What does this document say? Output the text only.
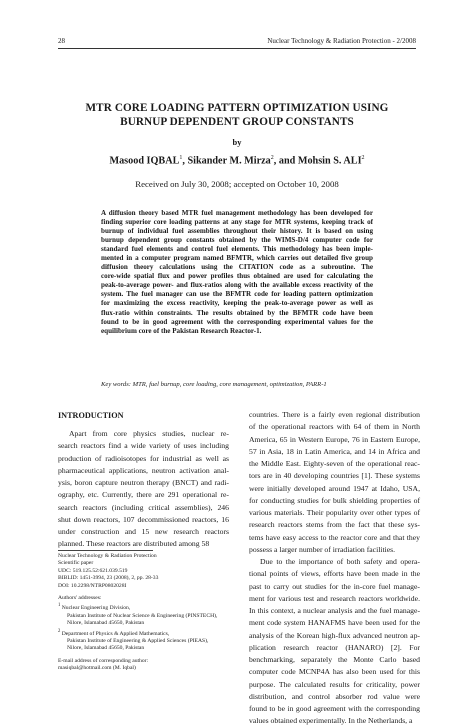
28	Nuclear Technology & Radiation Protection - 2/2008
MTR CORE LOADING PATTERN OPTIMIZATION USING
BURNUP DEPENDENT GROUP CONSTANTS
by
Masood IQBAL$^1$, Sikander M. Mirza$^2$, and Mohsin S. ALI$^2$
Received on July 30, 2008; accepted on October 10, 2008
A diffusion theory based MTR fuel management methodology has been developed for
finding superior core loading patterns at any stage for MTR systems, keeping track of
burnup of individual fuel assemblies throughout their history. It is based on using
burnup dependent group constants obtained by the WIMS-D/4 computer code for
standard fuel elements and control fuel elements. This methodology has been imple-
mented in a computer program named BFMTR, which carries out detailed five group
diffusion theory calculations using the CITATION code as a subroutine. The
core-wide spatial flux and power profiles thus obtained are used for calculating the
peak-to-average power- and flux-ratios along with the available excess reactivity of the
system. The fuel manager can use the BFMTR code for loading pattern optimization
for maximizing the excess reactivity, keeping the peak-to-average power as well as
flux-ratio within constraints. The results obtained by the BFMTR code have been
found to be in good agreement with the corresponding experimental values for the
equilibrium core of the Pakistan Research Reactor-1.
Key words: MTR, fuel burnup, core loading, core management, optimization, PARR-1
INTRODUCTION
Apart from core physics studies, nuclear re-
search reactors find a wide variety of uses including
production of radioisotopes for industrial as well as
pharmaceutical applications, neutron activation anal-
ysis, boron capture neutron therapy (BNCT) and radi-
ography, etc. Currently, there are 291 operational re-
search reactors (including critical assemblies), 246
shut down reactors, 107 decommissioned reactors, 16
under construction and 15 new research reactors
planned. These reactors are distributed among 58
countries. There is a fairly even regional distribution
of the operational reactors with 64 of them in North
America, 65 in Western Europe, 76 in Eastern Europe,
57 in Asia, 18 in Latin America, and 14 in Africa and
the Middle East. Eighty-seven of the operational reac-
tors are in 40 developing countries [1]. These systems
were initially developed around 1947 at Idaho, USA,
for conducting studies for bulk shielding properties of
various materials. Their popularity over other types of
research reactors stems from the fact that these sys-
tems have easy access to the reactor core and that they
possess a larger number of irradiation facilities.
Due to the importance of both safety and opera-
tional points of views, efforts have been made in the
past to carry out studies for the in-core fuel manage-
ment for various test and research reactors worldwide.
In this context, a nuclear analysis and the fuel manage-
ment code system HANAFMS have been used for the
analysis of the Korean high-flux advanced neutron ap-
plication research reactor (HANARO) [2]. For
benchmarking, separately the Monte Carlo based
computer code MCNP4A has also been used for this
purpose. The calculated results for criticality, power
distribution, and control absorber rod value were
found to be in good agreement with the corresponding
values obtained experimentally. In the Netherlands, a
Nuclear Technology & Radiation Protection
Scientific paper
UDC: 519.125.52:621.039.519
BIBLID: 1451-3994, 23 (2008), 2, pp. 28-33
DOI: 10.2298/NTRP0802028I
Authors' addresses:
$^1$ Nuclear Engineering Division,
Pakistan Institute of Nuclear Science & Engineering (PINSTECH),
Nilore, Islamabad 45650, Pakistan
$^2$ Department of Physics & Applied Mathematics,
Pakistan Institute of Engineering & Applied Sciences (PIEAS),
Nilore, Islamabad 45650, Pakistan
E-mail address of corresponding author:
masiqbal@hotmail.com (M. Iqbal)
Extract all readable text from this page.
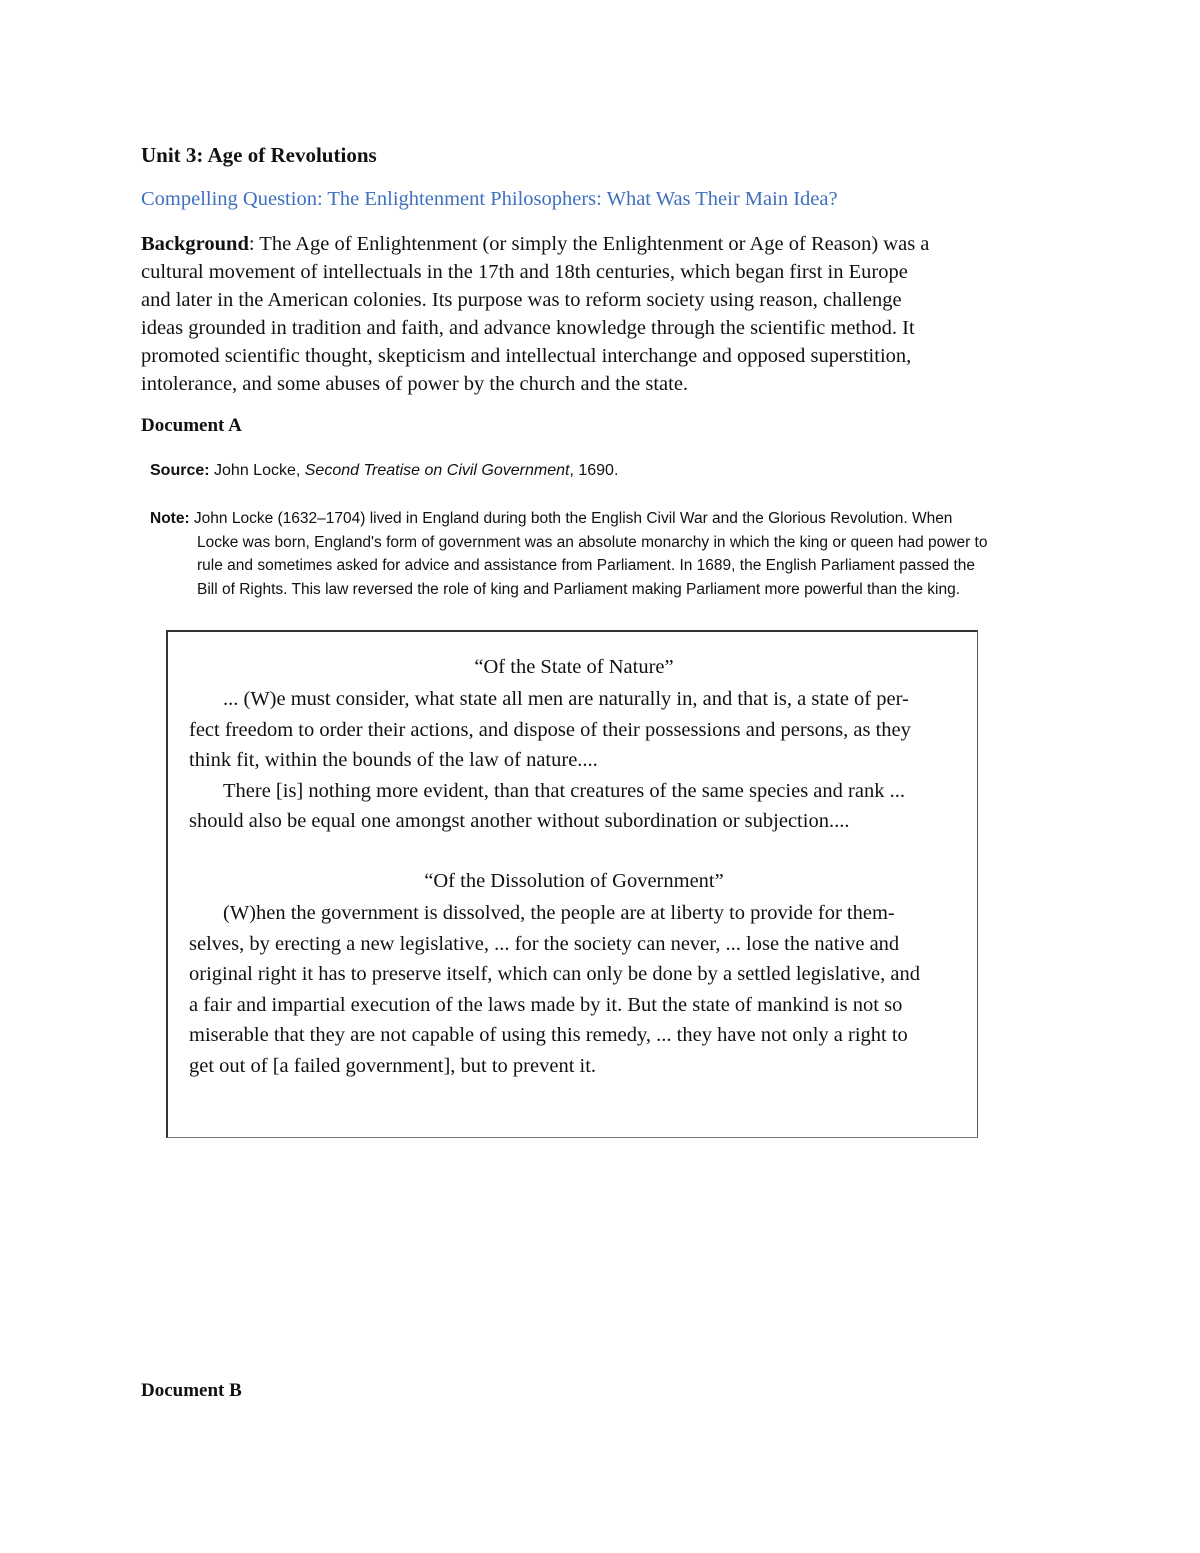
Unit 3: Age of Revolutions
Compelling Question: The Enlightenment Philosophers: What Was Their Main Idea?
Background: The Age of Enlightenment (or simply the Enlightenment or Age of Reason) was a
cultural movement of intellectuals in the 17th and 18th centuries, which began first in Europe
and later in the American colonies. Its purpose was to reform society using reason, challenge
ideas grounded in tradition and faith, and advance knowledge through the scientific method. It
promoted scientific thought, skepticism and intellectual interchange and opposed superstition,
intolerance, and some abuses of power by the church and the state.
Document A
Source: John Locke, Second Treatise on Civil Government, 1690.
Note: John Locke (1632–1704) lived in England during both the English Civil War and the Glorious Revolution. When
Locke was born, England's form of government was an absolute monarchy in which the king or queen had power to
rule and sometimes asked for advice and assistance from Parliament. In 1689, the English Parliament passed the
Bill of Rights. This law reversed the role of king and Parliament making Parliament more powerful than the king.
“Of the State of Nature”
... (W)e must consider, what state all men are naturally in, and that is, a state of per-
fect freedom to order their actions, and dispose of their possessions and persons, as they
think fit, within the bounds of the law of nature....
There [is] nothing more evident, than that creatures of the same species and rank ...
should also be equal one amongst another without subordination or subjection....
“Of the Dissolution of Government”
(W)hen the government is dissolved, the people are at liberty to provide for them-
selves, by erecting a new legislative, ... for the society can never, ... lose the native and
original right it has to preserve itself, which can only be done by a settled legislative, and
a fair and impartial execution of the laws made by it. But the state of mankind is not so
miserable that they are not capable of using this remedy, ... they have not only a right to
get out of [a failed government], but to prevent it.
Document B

________

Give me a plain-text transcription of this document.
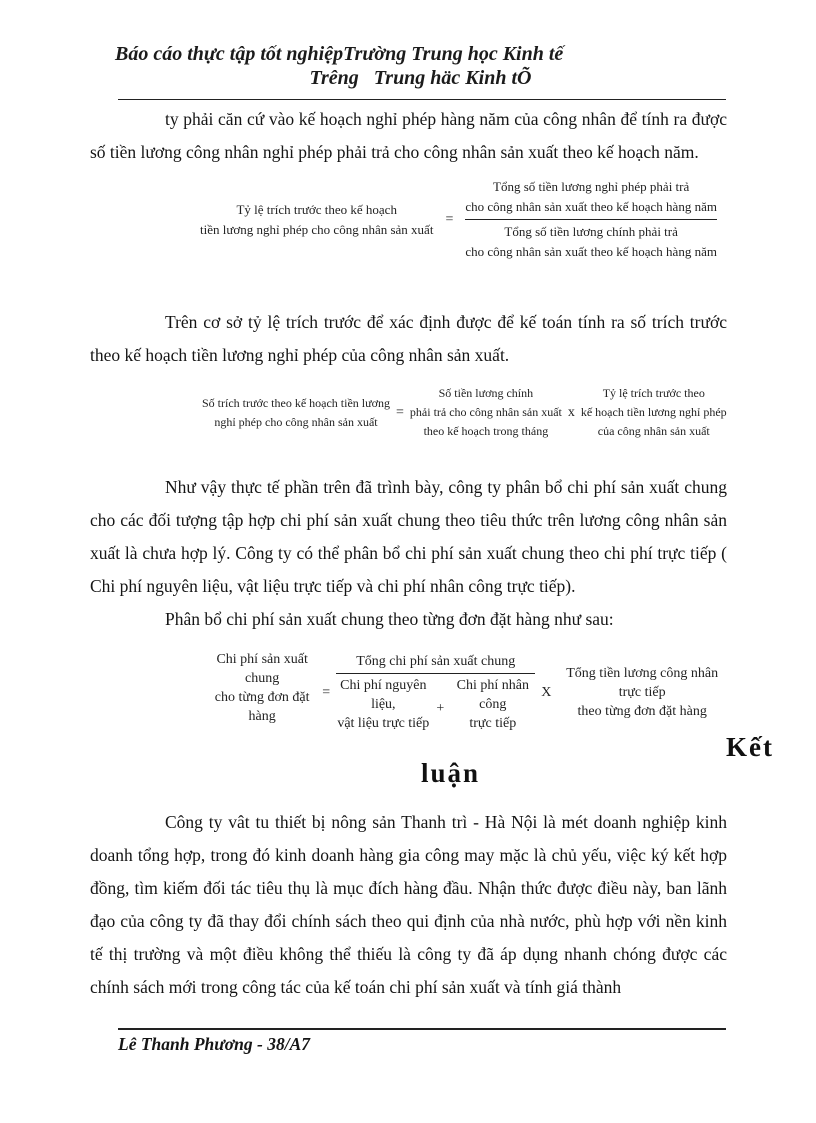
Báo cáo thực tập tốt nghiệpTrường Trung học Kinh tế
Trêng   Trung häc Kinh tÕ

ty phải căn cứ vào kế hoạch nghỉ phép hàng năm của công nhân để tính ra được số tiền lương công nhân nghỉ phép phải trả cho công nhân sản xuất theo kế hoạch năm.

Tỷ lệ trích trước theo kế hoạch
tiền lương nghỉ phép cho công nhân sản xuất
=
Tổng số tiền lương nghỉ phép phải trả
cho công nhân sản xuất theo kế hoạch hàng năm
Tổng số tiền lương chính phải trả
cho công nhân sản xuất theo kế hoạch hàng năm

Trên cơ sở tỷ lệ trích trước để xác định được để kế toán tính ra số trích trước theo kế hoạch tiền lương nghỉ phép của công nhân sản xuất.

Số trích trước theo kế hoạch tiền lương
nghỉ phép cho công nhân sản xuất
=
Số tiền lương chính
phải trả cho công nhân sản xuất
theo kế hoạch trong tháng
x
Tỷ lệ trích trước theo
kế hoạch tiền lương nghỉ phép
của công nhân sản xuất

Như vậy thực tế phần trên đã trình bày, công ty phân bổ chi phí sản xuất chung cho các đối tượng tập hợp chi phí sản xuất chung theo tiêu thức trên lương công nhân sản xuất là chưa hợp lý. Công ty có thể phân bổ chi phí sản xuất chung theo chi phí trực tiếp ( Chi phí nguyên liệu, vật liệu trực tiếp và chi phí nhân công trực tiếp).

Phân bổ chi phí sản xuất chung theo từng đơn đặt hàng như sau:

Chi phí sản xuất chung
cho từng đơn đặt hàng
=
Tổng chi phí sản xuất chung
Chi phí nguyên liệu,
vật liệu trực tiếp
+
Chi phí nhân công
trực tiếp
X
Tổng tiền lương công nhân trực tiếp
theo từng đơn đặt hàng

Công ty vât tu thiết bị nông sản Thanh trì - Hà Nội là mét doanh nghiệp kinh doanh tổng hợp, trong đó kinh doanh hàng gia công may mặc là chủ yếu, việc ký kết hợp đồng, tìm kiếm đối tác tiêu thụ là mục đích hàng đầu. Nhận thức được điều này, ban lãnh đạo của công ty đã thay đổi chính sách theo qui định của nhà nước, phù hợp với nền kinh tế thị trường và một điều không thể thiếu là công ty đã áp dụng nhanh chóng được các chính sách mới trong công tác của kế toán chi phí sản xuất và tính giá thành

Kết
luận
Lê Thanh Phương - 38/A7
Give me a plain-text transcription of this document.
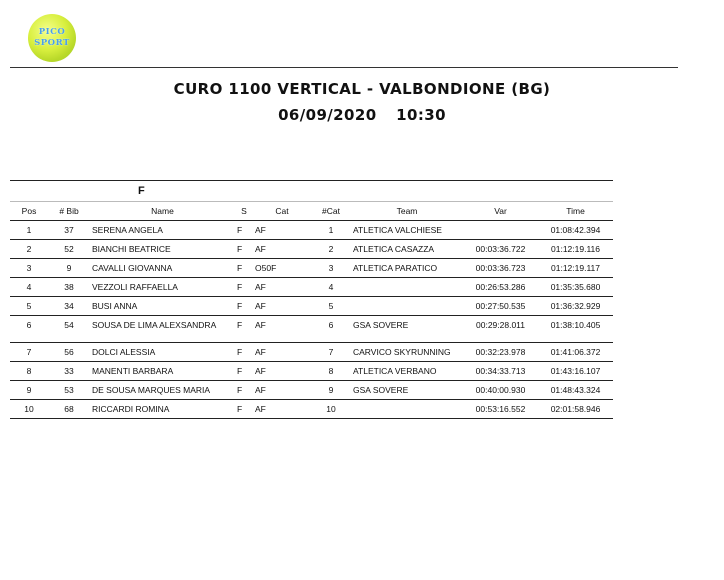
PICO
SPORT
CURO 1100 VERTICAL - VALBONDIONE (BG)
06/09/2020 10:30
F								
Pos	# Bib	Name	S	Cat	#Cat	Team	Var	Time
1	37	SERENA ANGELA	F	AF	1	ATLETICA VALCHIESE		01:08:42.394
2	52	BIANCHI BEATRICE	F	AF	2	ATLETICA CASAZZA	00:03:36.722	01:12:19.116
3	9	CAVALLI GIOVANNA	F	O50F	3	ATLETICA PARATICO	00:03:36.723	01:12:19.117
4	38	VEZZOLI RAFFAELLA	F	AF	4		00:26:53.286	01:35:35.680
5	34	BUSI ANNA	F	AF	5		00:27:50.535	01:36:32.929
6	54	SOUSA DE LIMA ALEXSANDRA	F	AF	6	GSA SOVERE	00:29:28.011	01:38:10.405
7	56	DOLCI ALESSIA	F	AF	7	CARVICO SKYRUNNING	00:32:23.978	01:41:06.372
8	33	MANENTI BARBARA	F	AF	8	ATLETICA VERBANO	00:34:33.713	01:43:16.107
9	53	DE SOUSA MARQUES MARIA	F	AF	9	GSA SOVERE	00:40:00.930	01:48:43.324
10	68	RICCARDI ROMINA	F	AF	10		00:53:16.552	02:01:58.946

________

YOUR INSTRUCTIONS – Working from the entries above, return all lines that contain "code".

COMPLETE ANSWER –
burnup dependent group constants obtained by the WIMS-D/4 computer code for
diffusion theory calculations using the CITATION code as a subroutine. The
system. The fuel manager can use the BFMTR code for loading pattern optimization
flux-ratio within constraints. The results obtained by the BFMTR code have been
ment code system HANAFMS have been used for the
computer code MCNP4A has also been used for this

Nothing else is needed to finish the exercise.